Give back the entire listing verbatim.

[Entries with figure data]
◆ ◆ ◆ ◆ ◆ ◆ ◆

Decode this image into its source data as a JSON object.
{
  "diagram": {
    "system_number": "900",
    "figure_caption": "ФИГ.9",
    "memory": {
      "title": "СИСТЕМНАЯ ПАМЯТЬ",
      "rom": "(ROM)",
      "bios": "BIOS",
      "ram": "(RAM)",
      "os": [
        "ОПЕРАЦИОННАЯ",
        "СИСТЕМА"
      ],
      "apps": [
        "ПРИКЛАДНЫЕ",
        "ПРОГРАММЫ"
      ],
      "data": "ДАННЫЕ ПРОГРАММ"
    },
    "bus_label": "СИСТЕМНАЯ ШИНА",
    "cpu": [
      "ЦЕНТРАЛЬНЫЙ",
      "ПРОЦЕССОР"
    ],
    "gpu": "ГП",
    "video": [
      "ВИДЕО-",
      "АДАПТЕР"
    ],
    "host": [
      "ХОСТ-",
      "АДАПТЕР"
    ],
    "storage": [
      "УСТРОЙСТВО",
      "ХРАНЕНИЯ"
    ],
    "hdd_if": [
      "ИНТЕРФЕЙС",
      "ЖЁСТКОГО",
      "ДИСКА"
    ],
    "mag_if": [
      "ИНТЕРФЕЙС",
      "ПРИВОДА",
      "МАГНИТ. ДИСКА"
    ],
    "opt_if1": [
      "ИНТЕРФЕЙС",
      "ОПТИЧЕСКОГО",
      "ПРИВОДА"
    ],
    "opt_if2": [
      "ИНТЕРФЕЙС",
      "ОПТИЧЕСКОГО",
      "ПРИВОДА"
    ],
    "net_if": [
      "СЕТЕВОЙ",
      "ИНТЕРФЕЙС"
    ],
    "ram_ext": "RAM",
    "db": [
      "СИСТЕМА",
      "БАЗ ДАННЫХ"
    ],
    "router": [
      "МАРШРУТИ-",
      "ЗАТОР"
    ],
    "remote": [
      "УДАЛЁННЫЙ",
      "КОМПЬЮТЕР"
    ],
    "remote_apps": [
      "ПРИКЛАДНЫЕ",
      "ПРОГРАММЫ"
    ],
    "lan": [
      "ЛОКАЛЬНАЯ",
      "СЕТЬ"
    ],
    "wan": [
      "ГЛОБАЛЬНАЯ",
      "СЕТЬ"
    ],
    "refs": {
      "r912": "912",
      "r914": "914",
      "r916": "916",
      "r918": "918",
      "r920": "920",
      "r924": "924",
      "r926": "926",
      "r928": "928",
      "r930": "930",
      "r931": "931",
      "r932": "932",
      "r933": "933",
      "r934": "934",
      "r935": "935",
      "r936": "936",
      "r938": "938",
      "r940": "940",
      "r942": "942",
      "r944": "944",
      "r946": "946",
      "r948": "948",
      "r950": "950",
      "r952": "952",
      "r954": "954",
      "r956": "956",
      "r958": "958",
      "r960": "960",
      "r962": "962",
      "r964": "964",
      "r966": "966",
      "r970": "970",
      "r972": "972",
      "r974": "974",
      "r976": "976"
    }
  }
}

◆ ◆ ◆ ◆ ◆ ◆ ◆

- _THE COMPLETED TASK_:
Decode this image into its source data as a JSON object.
{
  "diagram": {
    "system_number": "900",
    "figure_caption": "ФИГ.9",
    "memory": {
      "title": "СИСТЕМНАЯ ПАМЯТЬ",
      "rom": "(ROM)",
      "bios": "BIOS",
      "ram": "(RAM)",
      "os": [
        "ОПЕРАЦИОННАЯ",
        "СИСТЕМА"
      ],
      "apps": [
        "ПРИКЛАДНЫЕ",
        "ПРОГРАММЫ"
      ],
      "data": "ДАННЫЕ ПРОГРАММ"
    },
    "bus_label": "СИСТЕМНАЯ ШИНА",
    "cpu": [
      "ЦЕНТРАЛЬНЫЙ",
      "ПРОЦЕССОР"
    ],
    "gpu": "ГП",
    "video": [
      "ВИДЕО-",
      "АДАПТЕР"
    ],
    "host": [
      "ХОСТ-",
      "АДАПТЕР"
    ],
    "storage": [
      "УСТРОЙСТВО",
      "ХРАНЕНИЯ"
    ],
    "hdd_if": [
      "ИНТЕРФЕЙС",
      "ЖЁСТКОГО",
      "ДИСКА"
    ],
    "mag_if": [
      "ИНТЕРФЕЙС",
      "ПРИВОДА",
      "МАГНИТ. ДИСКА"
    ],
    "opt_if1": [
      "ИНТЕРФЕЙС",
      "ОПТИЧЕСКОГО",
      "ПРИВОДА"
    ],
    "opt_if2": [
      "ИНТЕРФЕЙС",
      "ОПТИЧЕСКОГО",
      "ПРИВОДА"
    ],
    "net_if": [
      "СЕТЕВОЙ",
      "ИНТЕРФЕЙС"
    ],
    "ram_ext": "RAM",
    "db": [
      "СИСТЕМА",
      "БАЗ ДАННЫХ"
    ],
    "router": [
      "МАРШРУТИ-",
      "ЗАТОР"
    ],
    "remote": [
      "УДАЛЁННЫЙ",
      "КОМПЬЮТЕР"
    ],
    "remote_apps": [
      "ПРИКЛАДНЫЕ",
      "ПРОГРАММЫ"
    ],
    "lan": [
      "ЛОКАЛЬНАЯ",
      "СЕТЬ"
    ],
    "wan": [
      "ГЛОБАЛЬНАЯ",
      "СЕТЬ"
    ],
    "refs": {
      "r912": "912",
      "r914": "914",
      "r916": "916",
      "r918": "918",
      "r920": "920",
      "r924": "924",
      "r926": "926",
      "r928": "928",
      "r930": "930",
      "r931": "931",
      "r932": "932",
      "r933": "933",
      "r934": "934",
      "r935": "935",
      "r936": "936",
      "r938": "938",
      "r940": "940",
      "r942": "942",
      "r944": "944",
      "r946": "946",
      "r948": "948",
      "r950": "950",
      "r952": "952",
      "r954": "954",
      "r956": "956",
      "r958": "958",
      "r960": "960",
      "r962": "962",
      "r964": "964",
      "r966": "966",
      "r970": "970",
      "r972": "972",
      "r974": "974",
      "r976": "976"
    }
  }
}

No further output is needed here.